• Le texte:
.....

Il y a un certain nombre de choses qu’il faudrait reprendre parce qu’elles sont, en fait, un petit peu ridicules. Je pense que notre souveraineté n’est pas menacée de manière aussi évidente ou qu’elle l’est depuis très longtemps. Mon épicière bio, à côté de chez moi, menace la souveraineté monétaire, elle participe à un système d’échange local avec une monnaie bizarroïde que je n’utilise pas personnellement, mais, je crois qu’avec le coiffeur ils échangent des coupes de cheveux contre des poires, c’est un truc très compliqué qui est aussi une forme de création monétaire ; bien sûr ce n’est pas Amazon, mais ça fait très longtemps que l’État n’est plus totalement souverain en matière monétaire. On est sorti de l’étalon-or quand même depuis un certain temps.
Il faudrait donc revenir sur cette question : dans quelle mesure notre souveraineté numérique est-elle véritablement menacée ? Cette peur panique qu’on a de voir notre souveraineté se déliter ne nous amène-t-elle pas à des solutions qui ne sont pas forcément les bonnes ?
Le dernier élément c’est l’argument de la vie démocratique qui est poussé, là aussi, par le ministère des Affaires étrangères, avec l’idée que les algorithmes tout puissants plus l’adhésion des individus à des réseaux sociaux qui les orientent, qui les enferment dans des bulles démocratiques conduit à une menace pour la vie démocratique de ce pays. Là encore, je veux bien tout ce qu’on veut, mais ce n’est pas nouveau si vous commencez votre journée le matin par Europe 1, vous passez ensuite sur BFM ou sur CNews et vous terminez par la lecture de Valeurs actuelles le soir, vous êtes aussi dans une bulle, très clairement. Ce n’est pas un algorithme, ce sont des gens, mais il est évident qu’on est aussi dans des bulles d’enfermement. Ces bulles d’enfermement ne me paraissent pas de nature à justifier une intervention de l’État aussi directive dans la vie des médias, dans la vie des réseaux sociaux, etc.
Il y a trois thématiques qui me paraissent effectivement intéressantes à reprendre pour les discuter et voir quel est réellement l’état de la menace. Bien sûr qu’il y a des menaces — en ayant combiné ces trois menaces-là, finalement il ne nous reste plus qu’à mourir si on écoute ce discours-là —, mais je pense qu’on pourrait avoir une approche plus nuancée, plus focalisée sur des vraies menaces et pas des menaces qui me paraissent un petit peu chimiques.
Diplomatie numérique : les domaines
Ensuite les domaines. C’est l’autre question : dans quels domaines la diplomatie française s’investit-elle le plus ? Quelles sont les thématiques qu’elle traite, avec quelle efficacité ou quel retour ?
Il y a un très beau schéma dans le dernier rapport d’activité de l’ambassadeur pour le numérique [3] avec de jolies couleurs, qui fait apparaître en gros cinq grandes thématiques : les questions de sécurité en rouge ; les questions d’influence en bleu à droite ; les questions de gouvernance de l’Internet à gauche et les questions de diplomatie économique en bas.

.....

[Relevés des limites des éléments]
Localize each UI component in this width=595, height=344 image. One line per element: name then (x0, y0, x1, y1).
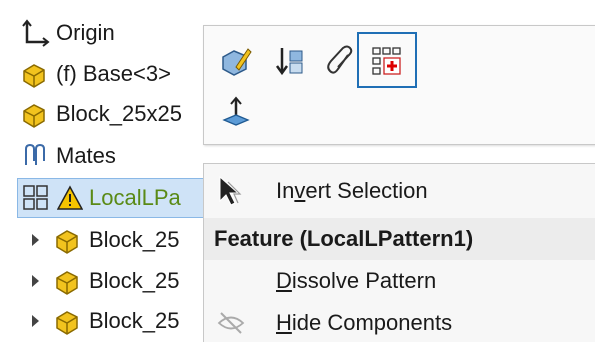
tree-item-label: (f) Base<3> (56, 61, 171, 86)
add-to-pattern-button[interactable] (357, 32, 417, 88)
context-menu: Invert Selection Feature (LocalLPattern1… (203, 163, 595, 342)
rollback-button[interactable] (272, 43, 308, 79)
mates-paperclip-icon (25, 143, 45, 165)
expand-arrow-icon[interactable] (32, 234, 39, 246)
origin-axes-icon (22, 19, 50, 47)
part-icon (23, 104, 45, 128)
edit-part-icon (222, 48, 252, 76)
pattern-icon (23, 185, 48, 210)
menu-item-label: Hide Components (276, 310, 453, 335)
insert-direction-button[interactable] (218, 94, 254, 130)
tree-item-label: Origin (56, 20, 115, 45)
tree-item-origin[interactable]: Origin (20, 15, 115, 51)
menu-header-label: Feature (LocalLPattern1) (214, 226, 474, 251)
tree-item-block-25x25[interactable]: Block_25x25 (20, 96, 182, 132)
tree-item-label: Block_25 (89, 268, 180, 293)
tree-item-block-child-2[interactable]: Block_25 (32, 263, 180, 299)
tree-item-mates[interactable]: Mates (20, 138, 116, 174)
tree-item-block-child-3[interactable]: Block_25 (32, 303, 180, 339)
tree-item-label: Block_25x25 (56, 101, 182, 126)
tree-item-label: Block_25 (89, 227, 180, 252)
part-icon (23, 64, 45, 88)
rollback-icon (275, 48, 303, 76)
add-to-pattern-icon (372, 47, 401, 75)
edit-part-button[interactable] (218, 43, 254, 79)
part-icon (56, 311, 78, 335)
part-icon (56, 271, 78, 295)
invert-selection-menu-item[interactable]: Invert Selection (204, 170, 595, 212)
insert-direction-icon (222, 96, 250, 126)
tree-item-base[interactable]: (f) Base<3> (20, 56, 171, 92)
tree-item-label: LocalLPa (89, 185, 181, 210)
tree-item-block-child-1[interactable]: Block_25 (32, 222, 180, 258)
warning-icon (57, 185, 83, 210)
attach-button[interactable] (324, 43, 360, 79)
expand-arrow-icon[interactable] (32, 275, 39, 287)
menu-item-label: Dissolve Pattern (276, 268, 437, 293)
cursor-arrow-icon (219, 175, 242, 206)
tree-item-label: Mates (56, 143, 116, 168)
hide-eye-icon (217, 312, 245, 334)
attach-paperclip-icon (327, 45, 353, 74)
dissolve-pattern-menu-item[interactable]: Dissolve Pattern (204, 260, 595, 302)
context-toolbar (203, 25, 595, 145)
menu-section-header: Feature (LocalLPattern1) (204, 218, 595, 260)
hide-components-menu-item[interactable]: Hide Components (204, 302, 595, 344)
expand-arrow-icon[interactable] (32, 315, 39, 327)
tree-item-local-pattern[interactable]: LocalLPa (17, 178, 205, 218)
part-icon (56, 230, 78, 254)
menu-item-label: Invert Selection (276, 178, 428, 203)
tree-item-label: Block_25 (89, 308, 180, 333)
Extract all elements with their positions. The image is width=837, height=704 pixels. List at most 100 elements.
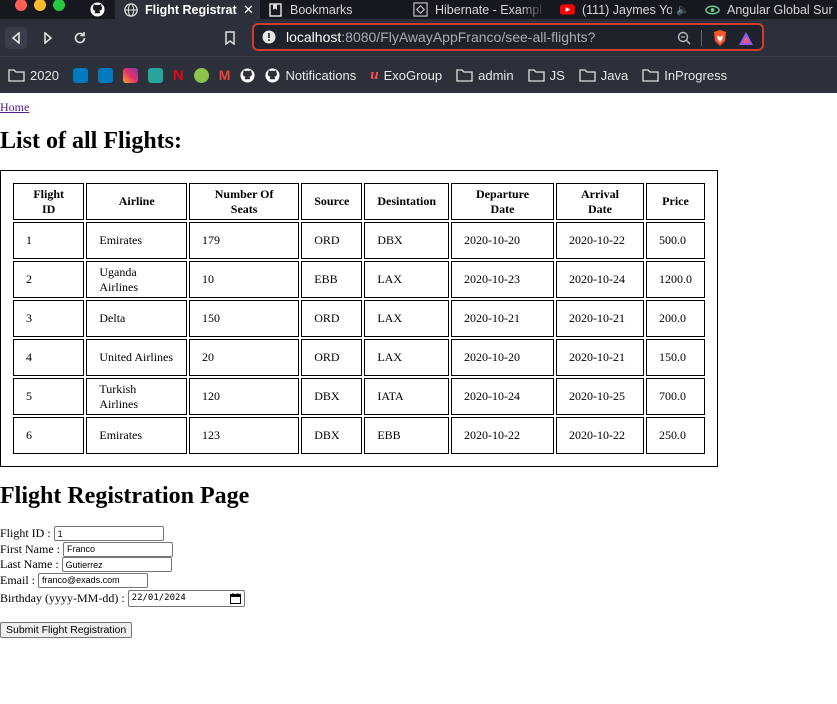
cell-destination: LAX (364, 300, 450, 337)
first-name-label: First Name : (0, 541, 60, 556)
cell-source: ORD (301, 339, 363, 376)
brave-rewards-icon[interactable] (738, 31, 754, 46)
bookmark-notifications[interactable]: Notifications (265, 68, 356, 83)
flight-id-label: Flight ID : (0, 526, 51, 541)
cell-price: 200.0 (645, 300, 705, 337)
minimize-window-button[interactable] (34, 0, 46, 11)
bookmark-folder-admin[interactable]: admin (456, 67, 514, 83)
url-path: :8080/FlyAwayAppFranco/see-all-flights? (341, 29, 596, 45)
table-header-row: Flight ID Airline Number Of Seats Source Des… (13, 183, 705, 220)
close-window-button[interactable] (15, 0, 27, 11)
column-header-destination: Desintation (364, 183, 450, 220)
bookmark-folder-inprogress[interactable]: InProgress (642, 68, 727, 83)
cell-airline: United Airlines (86, 339, 188, 376)
cell-price: 1200.0 (645, 261, 705, 298)
address-bar[interactable]: localhost:8080/FlyAwayAppFranco/see-all-… (252, 23, 764, 51)
last-name-input[interactable] (61, 557, 172, 573)
cell-departure-date: 2020-10-20 (451, 339, 554, 376)
bookmark-exogroup[interactable]: u ExoGroup (370, 67, 442, 84)
folder-icon (527, 68, 545, 82)
cell-departure-date: 2020-10-23 (451, 261, 554, 298)
site-info-icon[interactable] (262, 30, 276, 44)
cell-flight-id: 3 (13, 300, 85, 337)
email-label: Email : (0, 572, 35, 587)
bookmark-folder-java[interactable]: Java (579, 68, 628, 83)
email-input[interactable] (38, 572, 148, 588)
cell-flight-id: 1 (13, 222, 85, 259)
github-icon (265, 67, 280, 83)
cell-flight-id: 6 (13, 417, 85, 454)
close-tab-icon[interactable]: ✕ (243, 2, 254, 18)
flight-id-input[interactable] (53, 526, 164, 542)
bookmark-trello-2[interactable] (97, 67, 113, 83)
bookmark-folder-js[interactable]: JS (527, 67, 565, 83)
reload-icon (74, 32, 86, 44)
tab-bar: Flight Registrat ✕ Bookmarks Hibernate -… (0, 0, 837, 19)
bookmark-github[interactable] (240, 67, 255, 83)
forward-arrow-icon (44, 32, 53, 44)
cell-airline: Emirates (86, 222, 188, 259)
email-row: Email : (0, 572, 837, 589)
cell-destination: IATA (364, 378, 450, 415)
column-header-airline: Airline (86, 183, 188, 220)
cell-number-of-seats: 10 (189, 261, 300, 298)
forward-button[interactable] (37, 27, 59, 49)
tab-angular[interactable]: Angular Global Sur (705, 0, 837, 19)
tab-youtube[interactable]: (111) Jaymes Yo 🔈 (560, 0, 695, 19)
column-header-price: Price (645, 183, 705, 220)
cell-departure-date: 2020-10-24 (451, 378, 554, 415)
bookmark-outline-icon (225, 31, 235, 45)
cell-number-of-seats: 179 (189, 222, 300, 259)
cell-source: DBX (301, 378, 363, 415)
first-name-input[interactable] (63, 541, 173, 557)
cell-destination: DBX (364, 222, 450, 259)
back-button[interactable] (5, 27, 27, 49)
tab-bookmarks[interactable]: Bookmarks (268, 0, 398, 19)
flights-list-title: List of all Flights: (0, 128, 183, 154)
youtube-icon (560, 2, 575, 17)
submit-registration-button[interactable]: Submit Flight Registration (0, 622, 133, 638)
github-icon (240, 67, 255, 83)
cell-price: 250.0 (645, 417, 705, 454)
github-icon (90, 2, 105, 17)
bookmark-folder-2020[interactable]: 2020 (8, 68, 59, 83)
folder-icon (8, 68, 25, 82)
speaker-icon[interactable]: 🔈 (676, 3, 690, 16)
tab-title: Angular Global Sur (727, 2, 833, 17)
bookmark-green-app[interactable] (193, 67, 209, 83)
calendar-icon[interactable] (229, 592, 241, 604)
cell-destination: LAX (364, 261, 450, 298)
bookmark-trello-1[interactable] (72, 67, 88, 83)
column-header-flight-id: Flight ID (13, 183, 85, 220)
gmail-icon: M (218, 67, 231, 83)
cell-departure-date: 2020-10-21 (451, 300, 554, 337)
bookmark-label: ExoGroup (383, 67, 443, 83)
bookmark-gmail[interactable]: M (219, 67, 231, 83)
tab-hibernate[interactable]: Hibernate - Exampl (413, 0, 546, 19)
folder-icon (642, 68, 659, 82)
browser-chrome: Flight Registrat ✕ Bookmarks Hibernate -… (0, 0, 837, 93)
tab-title: Hibernate - Exampl (435, 2, 542, 17)
home-link[interactable]: Home (0, 100, 29, 115)
brave-shields-icon[interactable] (712, 29, 728, 47)
cell-airline: Emirates (86, 417, 188, 454)
maximize-window-button[interactable] (53, 0, 65, 11)
bookmark-instagram[interactable] (122, 67, 138, 83)
birthday-label: Birthday (yyyy-MM-dd) : (0, 590, 125, 605)
bookmark-netflix[interactable]: N (173, 67, 184, 84)
cell-number-of-seats: 20 (189, 339, 300, 376)
bookmark-page-button[interactable] (219, 27, 241, 49)
cell-arrival-date: 2020-10-24 (556, 261, 644, 298)
cell-departure-date: 2020-10-22 (451, 417, 554, 454)
reload-button[interactable] (69, 27, 91, 49)
netflix-icon: N (172, 66, 184, 84)
tab-flight-registration[interactable]: Flight Registrat ✕ (115, 0, 260, 19)
bookmark-label: admin (478, 67, 514, 83)
pinned-tab-github[interactable] (90, 0, 108, 19)
birthday-date-input[interactable]: 22/01/2024 (127, 589, 245, 607)
bookmark-label: JS (549, 67, 565, 83)
zoom-icon[interactable] (677, 31, 691, 45)
bookmark-label: 2020 (30, 67, 59, 83)
globe-icon (123, 2, 138, 17)
bookmark-d-app[interactable] (147, 67, 163, 83)
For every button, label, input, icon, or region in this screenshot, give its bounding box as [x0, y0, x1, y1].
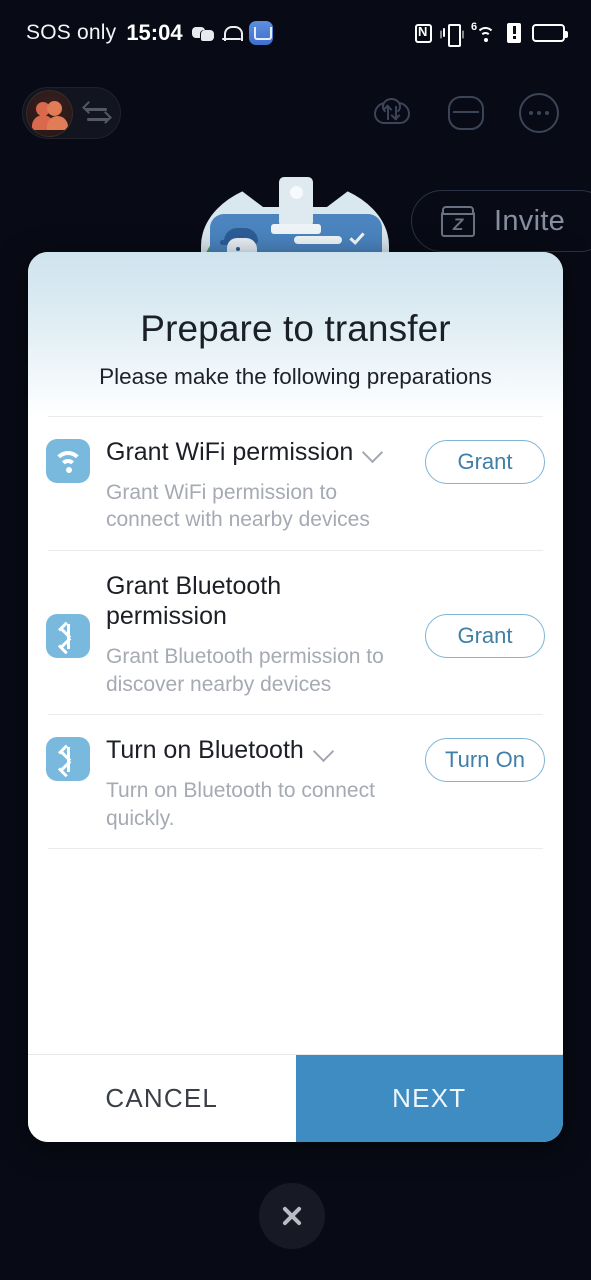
top-navigation-bar [0, 84, 591, 142]
chevron-down-icon[interactable] [363, 442, 383, 462]
more-options-icon[interactable] [517, 91, 561, 135]
battery-icon [532, 24, 568, 42]
clock-label: 15:04 [126, 20, 183, 45]
dialog-header: Prepare to transfer Please make the foll… [28, 252, 563, 416]
grant-wifi-button[interactable]: Grant [425, 440, 545, 484]
carrier-label: SOS only [26, 21, 117, 44]
prepare-to-transfer-dialog: Prepare to transfer Please make the foll… [28, 252, 563, 1142]
phone-screen: SOS only 15:04 6 [0, 0, 591, 1280]
turn-on-bluetooth-button[interactable]: Turn On [425, 738, 545, 783]
bluetooth-icon [46, 737, 90, 782]
permission-description: Grant WiFi permission to connect with ne… [106, 480, 370, 532]
nfc-icon [415, 23, 432, 43]
chevron-down-icon[interactable] [314, 741, 334, 761]
permission-row-wifi[interactable]: Grant WiFi permission Grant WiFi permiss… [46, 417, 545, 550]
invite-label: Invite [494, 204, 566, 237]
sim-alert-icon [507, 23, 521, 43]
close-button[interactable] [259, 1183, 325, 1249]
invite-button[interactable]: Z Invite [411, 190, 591, 252]
close-icon [279, 1203, 305, 1229]
status-bar-right: 6 [415, 21, 568, 47]
cancel-button[interactable]: CANCEL [28, 1055, 296, 1142]
permission-description: Turn on Bluetooth to connect quickly. [106, 778, 375, 830]
nav-icon-group [371, 91, 561, 135]
mail-icon [248, 21, 273, 45]
dialog-footer: CANCEL NEXT [28, 1054, 563, 1142]
status-bar-left: SOS only 15:04 [26, 20, 273, 46]
device-icon[interactable] [444, 91, 488, 135]
zapya-box-icon: Z [440, 204, 478, 238]
permission-row-turn-on-bluetooth[interactable]: Turn on Bluetooth Turn on Bluetooth to c… [46, 715, 545, 848]
divider [48, 848, 543, 850]
grant-bluetooth-button[interactable]: Grant [425, 614, 545, 659]
status-bar: SOS only 15:04 6 [0, 0, 591, 66]
bell-icon [221, 24, 243, 43]
permission-list: Grant WiFi permission Grant WiFi permiss… [28, 416, 563, 1054]
avatar[interactable] [26, 89, 73, 137]
wifi-icon [46, 439, 90, 483]
transfer-arrows-icon [77, 93, 117, 133]
permission-title: Turn on Bluetooth [106, 736, 304, 765]
page-title: Prepare to transfer [140, 308, 451, 349]
permission-row-bluetooth[interactable]: Grant Bluetooth permission Grant Bluetoo… [46, 551, 545, 714]
vibrate-icon [443, 23, 461, 47]
cloud-transfer-icon[interactable] [371, 91, 415, 135]
bluetooth-icon [46, 613, 90, 658]
user-avatar-pill[interactable] [22, 87, 121, 139]
chat-icon [191, 25, 214, 41]
permission-description: Grant Bluetooth permission to discover n… [106, 644, 384, 696]
permission-title: Grant WiFi permission [106, 438, 354, 466]
wifi-6g-icon: 6 [471, 21, 496, 43]
dialog-subtitle: Please make the following preparations [99, 364, 492, 389]
permission-title: Grant Bluetooth permission [106, 571, 282, 631]
next-button[interactable]: NEXT [295, 1055, 563, 1142]
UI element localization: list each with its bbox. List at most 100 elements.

.....

• À faire:
[1] Recopiez le texte de « Il y a un certain » à « un certain temps. ».
[2] Résumez en quelques phrases le paragraphe du texte qui commence par « Le dernier élément c'est l'argument », sans perdre ses faits principaux.
Vous n'avez pas besoin du matériel.

• Les réponses:
[1]
Il y a un certain nombre de choses qu’il faudrait reprendre parce qu’elles sont, en fait, un petit peu ridicules. Je pense que notre souveraineté n’est pas menacée de manière aussi évidente ou qu’elle l’est depuis très longtemps. Mon épicière bio, à côté de chez moi, menace la souveraineté monétaire, elle participe à un système d’échange local avec une monnaie bizarroïde que je n’utilise pas personnellement, mais, je crois qu’avec le coiffeur ils échangent des coupes de cheveux contre des poires, c’est un truc très compliqué qui est aussi une forme de création monétaire ; bien sûr ce n’est pas Amazon, mais ça fait très longtemps que l’État n’est plus totalement souverain en matière monétaire. On est sorti de l’étalon-or quand même depuis un certain temps.

[2] Le ministère des Affaires étrangères avance un argument : les algorithmes et les réseaux sociaux enferment les gens dans des bulles, ce qui menace la vie démocratique du pays. Ce n'est pourtant pas nouveau. Écouter Europe 1 le matin, passer à BFM ou CNews, puis lire Valeurs actuelles le soir enferme aussi dans une bulle, créée par des gens plutôt que par un algorithme. Ces bulles ne semblent donc pas justifier une intervention aussi directive de l'État dans les médias et les réseaux sociaux.